GIVEN INSTRUCTION: Your answer should be a single number: the count of lines that include the word "subscriber".

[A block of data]
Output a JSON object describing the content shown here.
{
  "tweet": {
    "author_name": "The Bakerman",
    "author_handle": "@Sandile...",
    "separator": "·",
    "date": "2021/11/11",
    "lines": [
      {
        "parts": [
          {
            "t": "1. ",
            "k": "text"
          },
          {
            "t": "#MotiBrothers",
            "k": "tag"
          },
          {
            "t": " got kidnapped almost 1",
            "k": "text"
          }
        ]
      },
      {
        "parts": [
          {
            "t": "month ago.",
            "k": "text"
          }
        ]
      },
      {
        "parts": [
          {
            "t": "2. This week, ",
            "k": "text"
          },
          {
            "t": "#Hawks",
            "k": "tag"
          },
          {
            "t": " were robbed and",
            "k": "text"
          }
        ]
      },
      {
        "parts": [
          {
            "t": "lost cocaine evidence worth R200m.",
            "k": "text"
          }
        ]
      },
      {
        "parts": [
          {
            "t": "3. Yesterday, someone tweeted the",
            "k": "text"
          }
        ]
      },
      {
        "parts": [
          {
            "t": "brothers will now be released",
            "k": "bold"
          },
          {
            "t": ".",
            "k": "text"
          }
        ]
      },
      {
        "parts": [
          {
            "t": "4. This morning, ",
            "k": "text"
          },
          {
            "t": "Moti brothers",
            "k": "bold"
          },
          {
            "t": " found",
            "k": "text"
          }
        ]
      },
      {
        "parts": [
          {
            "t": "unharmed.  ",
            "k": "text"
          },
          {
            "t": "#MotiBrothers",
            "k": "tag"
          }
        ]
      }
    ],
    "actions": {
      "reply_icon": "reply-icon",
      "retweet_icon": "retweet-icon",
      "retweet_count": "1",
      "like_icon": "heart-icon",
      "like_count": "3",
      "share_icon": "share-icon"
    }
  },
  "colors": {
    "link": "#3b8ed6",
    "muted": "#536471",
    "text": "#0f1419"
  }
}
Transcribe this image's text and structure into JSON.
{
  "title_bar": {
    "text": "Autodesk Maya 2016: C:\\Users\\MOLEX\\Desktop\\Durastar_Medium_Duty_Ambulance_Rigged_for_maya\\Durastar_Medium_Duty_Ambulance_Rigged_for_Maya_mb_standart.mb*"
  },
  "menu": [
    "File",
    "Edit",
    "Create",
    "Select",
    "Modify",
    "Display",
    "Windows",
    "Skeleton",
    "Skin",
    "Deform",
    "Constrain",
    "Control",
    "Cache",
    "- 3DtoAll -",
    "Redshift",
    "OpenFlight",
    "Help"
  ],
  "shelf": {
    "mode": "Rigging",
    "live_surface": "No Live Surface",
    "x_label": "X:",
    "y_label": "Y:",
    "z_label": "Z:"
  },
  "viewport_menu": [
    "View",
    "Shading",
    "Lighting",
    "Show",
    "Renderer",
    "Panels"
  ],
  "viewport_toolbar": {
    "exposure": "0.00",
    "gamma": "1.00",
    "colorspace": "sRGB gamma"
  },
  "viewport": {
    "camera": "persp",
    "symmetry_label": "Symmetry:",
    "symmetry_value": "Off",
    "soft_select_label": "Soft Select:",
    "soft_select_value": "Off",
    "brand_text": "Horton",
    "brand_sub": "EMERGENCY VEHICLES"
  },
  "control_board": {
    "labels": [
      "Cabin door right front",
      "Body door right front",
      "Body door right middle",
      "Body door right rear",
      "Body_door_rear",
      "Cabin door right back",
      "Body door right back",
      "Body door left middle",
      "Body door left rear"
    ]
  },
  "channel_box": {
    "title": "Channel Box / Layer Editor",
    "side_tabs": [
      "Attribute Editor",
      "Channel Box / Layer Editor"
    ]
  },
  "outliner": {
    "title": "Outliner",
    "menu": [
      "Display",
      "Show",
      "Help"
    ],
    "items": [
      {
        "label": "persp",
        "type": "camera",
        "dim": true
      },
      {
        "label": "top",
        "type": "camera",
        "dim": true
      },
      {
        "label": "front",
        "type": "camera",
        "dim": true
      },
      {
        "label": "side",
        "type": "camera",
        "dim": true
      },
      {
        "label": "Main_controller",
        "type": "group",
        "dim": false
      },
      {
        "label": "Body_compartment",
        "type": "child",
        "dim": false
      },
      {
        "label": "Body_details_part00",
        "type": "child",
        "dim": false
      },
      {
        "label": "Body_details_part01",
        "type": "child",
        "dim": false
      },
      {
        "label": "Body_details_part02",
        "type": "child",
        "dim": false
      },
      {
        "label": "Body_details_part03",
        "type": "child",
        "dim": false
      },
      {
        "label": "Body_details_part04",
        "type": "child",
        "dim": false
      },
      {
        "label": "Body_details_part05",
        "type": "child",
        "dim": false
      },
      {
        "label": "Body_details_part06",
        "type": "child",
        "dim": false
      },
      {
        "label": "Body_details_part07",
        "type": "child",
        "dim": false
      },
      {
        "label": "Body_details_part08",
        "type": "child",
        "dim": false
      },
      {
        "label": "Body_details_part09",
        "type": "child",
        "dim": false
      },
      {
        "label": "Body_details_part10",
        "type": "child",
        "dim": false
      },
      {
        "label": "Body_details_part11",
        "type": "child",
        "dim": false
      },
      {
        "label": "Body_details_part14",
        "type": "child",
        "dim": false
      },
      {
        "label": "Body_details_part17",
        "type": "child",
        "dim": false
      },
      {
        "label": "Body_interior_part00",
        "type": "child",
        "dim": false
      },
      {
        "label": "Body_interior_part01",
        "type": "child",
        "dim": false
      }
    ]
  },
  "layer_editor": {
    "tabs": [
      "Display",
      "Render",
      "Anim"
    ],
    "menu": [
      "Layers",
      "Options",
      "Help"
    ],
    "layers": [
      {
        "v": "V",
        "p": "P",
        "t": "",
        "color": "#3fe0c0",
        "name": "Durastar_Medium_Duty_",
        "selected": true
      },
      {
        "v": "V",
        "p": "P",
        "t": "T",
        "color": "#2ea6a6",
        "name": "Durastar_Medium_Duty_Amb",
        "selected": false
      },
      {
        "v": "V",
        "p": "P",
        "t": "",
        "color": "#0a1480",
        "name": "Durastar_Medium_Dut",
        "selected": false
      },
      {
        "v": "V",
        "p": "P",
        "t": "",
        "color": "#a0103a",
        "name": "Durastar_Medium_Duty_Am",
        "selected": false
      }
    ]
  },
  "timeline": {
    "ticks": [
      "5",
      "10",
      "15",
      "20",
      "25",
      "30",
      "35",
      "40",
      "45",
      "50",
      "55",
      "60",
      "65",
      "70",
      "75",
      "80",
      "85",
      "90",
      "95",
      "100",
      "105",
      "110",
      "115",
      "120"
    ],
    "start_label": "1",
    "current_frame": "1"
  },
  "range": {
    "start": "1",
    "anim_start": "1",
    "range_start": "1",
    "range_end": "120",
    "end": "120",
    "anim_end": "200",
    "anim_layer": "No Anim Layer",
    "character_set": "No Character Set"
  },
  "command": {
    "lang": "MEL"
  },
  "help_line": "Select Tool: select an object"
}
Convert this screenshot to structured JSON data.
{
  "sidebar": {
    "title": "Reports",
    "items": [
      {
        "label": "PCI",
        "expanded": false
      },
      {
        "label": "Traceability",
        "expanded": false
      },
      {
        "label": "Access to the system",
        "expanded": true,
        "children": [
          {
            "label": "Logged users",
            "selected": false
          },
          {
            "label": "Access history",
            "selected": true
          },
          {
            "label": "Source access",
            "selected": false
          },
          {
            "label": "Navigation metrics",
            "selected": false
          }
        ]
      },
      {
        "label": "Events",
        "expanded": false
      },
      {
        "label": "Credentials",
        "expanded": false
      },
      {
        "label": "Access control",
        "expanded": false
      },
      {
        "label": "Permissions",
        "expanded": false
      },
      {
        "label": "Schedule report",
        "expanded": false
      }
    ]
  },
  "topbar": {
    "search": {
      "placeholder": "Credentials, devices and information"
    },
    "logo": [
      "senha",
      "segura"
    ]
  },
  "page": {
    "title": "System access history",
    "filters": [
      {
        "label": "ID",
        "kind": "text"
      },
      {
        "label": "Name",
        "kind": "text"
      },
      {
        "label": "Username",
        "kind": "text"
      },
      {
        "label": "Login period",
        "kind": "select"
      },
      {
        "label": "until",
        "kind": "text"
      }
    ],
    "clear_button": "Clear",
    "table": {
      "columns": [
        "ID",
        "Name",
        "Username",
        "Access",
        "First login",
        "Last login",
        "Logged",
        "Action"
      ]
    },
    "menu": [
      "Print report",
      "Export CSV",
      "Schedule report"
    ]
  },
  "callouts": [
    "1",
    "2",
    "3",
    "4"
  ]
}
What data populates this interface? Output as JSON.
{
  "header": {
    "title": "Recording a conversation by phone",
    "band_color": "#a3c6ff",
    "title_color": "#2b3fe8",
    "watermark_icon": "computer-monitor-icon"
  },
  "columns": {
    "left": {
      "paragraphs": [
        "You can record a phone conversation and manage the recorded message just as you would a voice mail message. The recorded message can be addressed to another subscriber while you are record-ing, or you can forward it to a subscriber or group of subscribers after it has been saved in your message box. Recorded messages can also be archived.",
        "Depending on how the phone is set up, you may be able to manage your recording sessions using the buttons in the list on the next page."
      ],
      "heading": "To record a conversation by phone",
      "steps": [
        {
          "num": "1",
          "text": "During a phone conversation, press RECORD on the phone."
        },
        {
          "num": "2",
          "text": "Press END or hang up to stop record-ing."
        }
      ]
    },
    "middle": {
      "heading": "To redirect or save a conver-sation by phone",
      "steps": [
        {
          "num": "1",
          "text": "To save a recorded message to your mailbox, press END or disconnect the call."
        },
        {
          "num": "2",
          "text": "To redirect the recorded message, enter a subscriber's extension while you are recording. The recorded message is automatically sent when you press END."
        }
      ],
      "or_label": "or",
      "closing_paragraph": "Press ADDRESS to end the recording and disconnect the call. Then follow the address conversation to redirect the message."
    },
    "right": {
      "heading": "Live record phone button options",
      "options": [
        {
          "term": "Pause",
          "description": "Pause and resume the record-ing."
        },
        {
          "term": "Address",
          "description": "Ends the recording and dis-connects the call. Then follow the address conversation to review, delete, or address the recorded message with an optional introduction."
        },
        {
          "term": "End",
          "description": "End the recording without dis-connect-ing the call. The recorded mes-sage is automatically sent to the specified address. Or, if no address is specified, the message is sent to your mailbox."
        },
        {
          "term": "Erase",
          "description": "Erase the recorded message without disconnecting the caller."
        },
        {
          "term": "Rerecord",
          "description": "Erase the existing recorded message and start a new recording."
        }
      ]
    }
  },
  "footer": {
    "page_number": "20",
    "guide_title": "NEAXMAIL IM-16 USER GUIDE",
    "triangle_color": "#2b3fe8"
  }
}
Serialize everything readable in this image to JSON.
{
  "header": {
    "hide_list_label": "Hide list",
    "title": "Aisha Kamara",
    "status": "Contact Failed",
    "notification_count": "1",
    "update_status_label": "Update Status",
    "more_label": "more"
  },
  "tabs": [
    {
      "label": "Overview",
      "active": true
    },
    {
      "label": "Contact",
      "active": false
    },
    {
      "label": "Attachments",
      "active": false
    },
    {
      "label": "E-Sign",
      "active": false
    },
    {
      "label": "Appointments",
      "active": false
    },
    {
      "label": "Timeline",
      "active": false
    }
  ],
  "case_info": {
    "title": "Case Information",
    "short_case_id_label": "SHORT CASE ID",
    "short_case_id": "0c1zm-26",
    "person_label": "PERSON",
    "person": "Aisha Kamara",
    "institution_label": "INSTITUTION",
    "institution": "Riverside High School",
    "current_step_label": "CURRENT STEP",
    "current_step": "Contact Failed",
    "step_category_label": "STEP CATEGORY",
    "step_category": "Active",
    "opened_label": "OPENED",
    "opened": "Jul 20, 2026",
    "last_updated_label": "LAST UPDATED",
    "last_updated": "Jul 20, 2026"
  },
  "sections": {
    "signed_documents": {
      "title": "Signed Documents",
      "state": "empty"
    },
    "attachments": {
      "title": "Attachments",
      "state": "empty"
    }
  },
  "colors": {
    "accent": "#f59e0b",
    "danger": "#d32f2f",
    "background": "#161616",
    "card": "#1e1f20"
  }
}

OUTPUT BELOW: 2